» YOUR OBJECTIVE: Restate the whole listing word for word. Pictures are left out.
--- ENTRIES PROVIDED ---
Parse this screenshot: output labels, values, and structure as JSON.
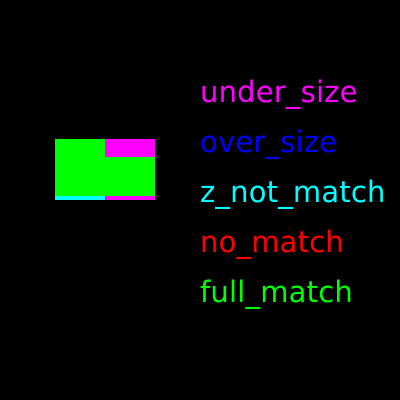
{
  "pattern": {
    "colors": {
      "green": "#00ff00",
      "magenta": "#ff00ff",
      "cyan": "#00ffff",
      "background": "#000000"
    }
  },
  "legend": [
    {
      "label": "under_size",
      "color": "#ff00ff"
    },
    {
      "label": "over_size",
      "color": "#0000ff"
    },
    {
      "label": "z_not_match",
      "color": "#00ffff"
    },
    {
      "label": "no_match",
      "color": "#ff0000"
    },
    {
      "label": "full_match",
      "color": "#00ff00"
    }
  ]
}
---
» OUTPUT FOR THIS TASK:
Parse this screenshot: output labels, values, and structure as JSON.
{
  "pattern": {
    "colors": {
      "green": "#00ff00",
      "magenta": "#ff00ff",
      "cyan": "#00ffff",
      "background": "#000000"
    }
  },
  "legend": [
    {
      "label": "under_size",
      "color": "#ff00ff"
    },
    {
      "label": "over_size",
      "color": "#0000ff"
    },
    {
      "label": "z_not_match",
      "color": "#00ffff"
    },
    {
      "label": "no_match",
      "color": "#ff0000"
    },
    {
      "label": "full_match",
      "color": "#00ff00"
    }
  ]
}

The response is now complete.